_PROBLEM_
Repeat each entry in full, exactly.

[start]

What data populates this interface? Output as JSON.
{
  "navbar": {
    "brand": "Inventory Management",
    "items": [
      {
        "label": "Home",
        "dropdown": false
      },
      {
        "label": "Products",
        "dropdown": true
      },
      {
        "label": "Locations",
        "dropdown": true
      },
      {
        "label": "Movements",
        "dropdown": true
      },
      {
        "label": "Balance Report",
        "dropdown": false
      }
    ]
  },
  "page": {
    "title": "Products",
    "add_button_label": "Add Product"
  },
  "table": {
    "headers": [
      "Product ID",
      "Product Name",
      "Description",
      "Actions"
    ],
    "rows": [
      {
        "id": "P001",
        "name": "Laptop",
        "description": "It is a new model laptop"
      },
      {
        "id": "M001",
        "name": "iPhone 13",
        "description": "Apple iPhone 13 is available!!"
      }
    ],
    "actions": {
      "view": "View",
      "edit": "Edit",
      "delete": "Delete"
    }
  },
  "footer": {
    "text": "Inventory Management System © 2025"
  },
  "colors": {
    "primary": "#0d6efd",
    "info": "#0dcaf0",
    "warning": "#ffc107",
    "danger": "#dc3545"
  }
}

[end]

_REPLY_
What data populates this interface? Output as JSON.
{
  "navbar": {
    "brand": "Inventory Management",
    "items": [
      {
        "label": "Home",
        "dropdown": false
      },
      {
        "label": "Products",
        "dropdown": true
      },
      {
        "label": "Locations",
        "dropdown": true
      },
      {
        "label": "Movements",
        "dropdown": true
      },
      {
        "label": "Balance Report",
        "dropdown": false
      }
    ]
  },
  "page": {
    "title": "Products",
    "add_button_label": "Add Product"
  },
  "table": {
    "headers": [
      "Product ID",
      "Product Name",
      "Description",
      "Actions"
    ],
    "rows": [
      {
        "id": "P001",
        "name": "Laptop",
        "description": "It is a new model laptop"
      },
      {
        "id": "M001",
        "name": "iPhone 13",
        "description": "Apple iPhone 13 is available!!"
      }
    ],
    "actions": {
      "view": "View",
      "edit": "Edit",
      "delete": "Delete"
    }
  },
  "footer": {
    "text": "Inventory Management System © 2025"
  },
  "colors": {
    "primary": "#0d6efd",
    "info": "#0dcaf0",
    "warning": "#ffc107",
    "danger": "#dc3545"
  }
}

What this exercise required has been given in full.